---------- Text provided
The onset and rate of degradation of a biomaterial are important, as they affect the biologic response to the material.[9252627] Bio-Oss™, in this study, tended to induce an early cellular reaction and vascularization. Simultaneously, it underwent a slow degradation, because the bigger central granules attracted only a few multinuclear giant cells. This gives the biomaterial a kind of stability over time in the implantation bed and this property is a prerequisite for the augmentation of bony defects and the support of implant stability over a long period of time.

This idea however was not shared by Schlegel et al.[9] who postulated that Bio-Oss™ is not resorbed at all following implantation. They reported that their histological analysis after about 6 months of implantation did not reveal any signs of Bio-Oss™ resorption, claiming that the initial reduction in volume of the biomaterial could be explained rather by shrinkage than by resorption. Our study on the other hand revealed a significant presence of multinucleated giant cells and their sub-form, that is, TRAP-positive and TRAP-negative giant cells, from day 10 to about day 30 of the study period. At day 10 after implantation, the extent of multinucleated giant cells and their sub forms were significantly increased compared to day 3. Moreover, at this study time point a measurable significant difference was observed between TRAP-negative and TRAP-positive giant cells. Furthermore, from day 15 until the end of the study at day 60 after implantation, no significant differences were observed regarding the number of TRAP-negative and TRAP-positive giant cells.

The number of multinucleated giant cells at the implantation bed varies depending on the physicochemical structure of the biomaterials, and they are thought to be responsible for the degradation of the bone substitute materials. At the same time, they induce vascularization by releasing VEGF and other chemokines.[310] They can also produce acid phosphatases and osteoclast-specific cell markers, which has led to the term “osteoclast-like cells”.[2829] These enzymes determine the biodegradability of a biomaterial.[30] In this study, there was a significant presence of these osteoclast-like cells (TRAP cells), starting from day 10 of our study, which further supports the biodegradability of Bio-Oss™.
--------------------
---------- Supplied entries
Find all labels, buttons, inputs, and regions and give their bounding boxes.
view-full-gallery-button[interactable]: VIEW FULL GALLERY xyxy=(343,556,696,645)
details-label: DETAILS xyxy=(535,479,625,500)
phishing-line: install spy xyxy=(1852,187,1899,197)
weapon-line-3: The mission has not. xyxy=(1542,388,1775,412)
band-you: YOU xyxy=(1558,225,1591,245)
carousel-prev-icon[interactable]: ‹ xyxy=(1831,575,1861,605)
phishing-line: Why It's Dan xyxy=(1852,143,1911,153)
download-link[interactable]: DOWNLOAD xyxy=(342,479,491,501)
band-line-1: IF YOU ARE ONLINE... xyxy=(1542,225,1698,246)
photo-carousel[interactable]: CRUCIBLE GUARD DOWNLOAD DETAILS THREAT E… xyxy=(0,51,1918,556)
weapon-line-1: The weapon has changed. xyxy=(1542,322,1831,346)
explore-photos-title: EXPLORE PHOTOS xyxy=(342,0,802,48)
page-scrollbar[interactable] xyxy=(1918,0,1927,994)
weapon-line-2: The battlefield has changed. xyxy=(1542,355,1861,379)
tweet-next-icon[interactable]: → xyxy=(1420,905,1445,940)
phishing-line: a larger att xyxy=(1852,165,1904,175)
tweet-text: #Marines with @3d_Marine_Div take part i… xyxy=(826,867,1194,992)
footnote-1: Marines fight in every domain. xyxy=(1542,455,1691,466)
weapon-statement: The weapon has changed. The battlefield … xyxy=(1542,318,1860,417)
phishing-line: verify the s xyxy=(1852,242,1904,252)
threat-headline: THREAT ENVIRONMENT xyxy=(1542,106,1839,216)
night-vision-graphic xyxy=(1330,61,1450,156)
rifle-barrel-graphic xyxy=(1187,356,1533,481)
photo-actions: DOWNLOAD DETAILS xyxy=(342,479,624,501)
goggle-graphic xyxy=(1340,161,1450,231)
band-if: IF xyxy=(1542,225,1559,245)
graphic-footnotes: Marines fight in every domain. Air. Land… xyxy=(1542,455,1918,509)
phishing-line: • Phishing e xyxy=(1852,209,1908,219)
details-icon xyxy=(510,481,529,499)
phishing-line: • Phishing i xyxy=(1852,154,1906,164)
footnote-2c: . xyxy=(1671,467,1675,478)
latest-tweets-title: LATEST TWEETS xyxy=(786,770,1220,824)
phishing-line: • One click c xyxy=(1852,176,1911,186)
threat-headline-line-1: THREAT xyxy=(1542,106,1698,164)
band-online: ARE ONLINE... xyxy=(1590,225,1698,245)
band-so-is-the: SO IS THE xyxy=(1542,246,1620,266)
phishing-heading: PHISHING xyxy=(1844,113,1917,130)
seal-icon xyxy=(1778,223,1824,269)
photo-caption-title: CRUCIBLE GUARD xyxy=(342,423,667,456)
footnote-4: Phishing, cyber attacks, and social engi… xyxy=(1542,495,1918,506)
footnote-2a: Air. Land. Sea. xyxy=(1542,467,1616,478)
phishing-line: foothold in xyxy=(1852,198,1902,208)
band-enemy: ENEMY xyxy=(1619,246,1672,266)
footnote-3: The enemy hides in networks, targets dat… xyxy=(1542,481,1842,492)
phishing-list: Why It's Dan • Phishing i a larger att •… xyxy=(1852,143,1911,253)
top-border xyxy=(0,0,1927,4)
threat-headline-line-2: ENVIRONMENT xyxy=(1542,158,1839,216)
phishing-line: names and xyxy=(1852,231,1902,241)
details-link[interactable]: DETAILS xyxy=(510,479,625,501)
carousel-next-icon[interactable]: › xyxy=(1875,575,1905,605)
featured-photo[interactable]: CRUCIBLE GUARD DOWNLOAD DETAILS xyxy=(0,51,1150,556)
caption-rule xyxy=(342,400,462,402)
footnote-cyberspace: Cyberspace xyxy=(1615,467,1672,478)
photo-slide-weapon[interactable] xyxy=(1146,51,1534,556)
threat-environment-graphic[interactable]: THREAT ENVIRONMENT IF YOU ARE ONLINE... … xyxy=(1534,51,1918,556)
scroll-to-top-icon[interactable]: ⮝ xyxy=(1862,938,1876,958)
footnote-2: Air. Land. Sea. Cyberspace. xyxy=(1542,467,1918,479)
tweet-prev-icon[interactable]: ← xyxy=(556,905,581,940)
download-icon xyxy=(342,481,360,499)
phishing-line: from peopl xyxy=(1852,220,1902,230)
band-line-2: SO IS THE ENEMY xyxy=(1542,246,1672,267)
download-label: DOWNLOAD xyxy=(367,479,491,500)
--------------------
▶ Work to complete:
A - Rewrite the paragraph of the text on Bio-Oss™ degradation that begins "The number of multinucleated giant cells" as a short bulleted list that keeps its main facts.
B - According to the text on Bio-Oss™ degradation, is each statement true? Answer yes or no, and quote the words that decide it.
(i) Schlegel et al. found signs of Bio-Oss™ resorption after about 6 months of implantation.
(ii) From day 15 to day 60, the numbers of TRAP-negative and TRAP-positive giant cells showed no significant difference.
(iii) The bigger central granules of Bio-Oss™ attracted many multinuclear giant cells.
C - Answer these questions from the text on Bio-Oss™ degradation.
(i) According to Schlegel et al., what explains the initial reduction in volume of the biomaterial?
(ii) What do multinucleated giant cells release to induce vascularization?
(iii) From which study day were osteoclast-like (TRAP) cells significantly present?
The records have no connection to the text on Bio-Oss™ degradation.

▶ Per-task outputs:
A -
- The number of multinucleated giant cells in the implantation bed depends on the biomaterial's physicochemical structure.
- These cells are thought to degrade bone substitute materials.
- They induce vascularization by releasing VEGF and other chemokines.
- They can produce acid phosphatases and osteoclast-specific cell markers, which is why they are called "osteoclast-like cells."
- These enzymes determine a biomaterial's biodegradability.
- In this study, osteoclast-like (TRAP) cells were significantly present from day 10, further supporting the biodegradability of Bio-Oss™.

B -
(i) No: "did not reveal any signs of Bio-Oss™ resorption"
(ii) Yes: "from day 15 until the end of the study at day 60 after implantation, no significant differences were observed regarding the number of TRAP-negative and TRAP-positive giant cells"
(iii) No: "the bigger central granules attracted only a few multinuclear giant cells"

C -
(i) Shrinkage rather than resorption.
(ii) VEGF and other chemokines.
(iii) Day 10.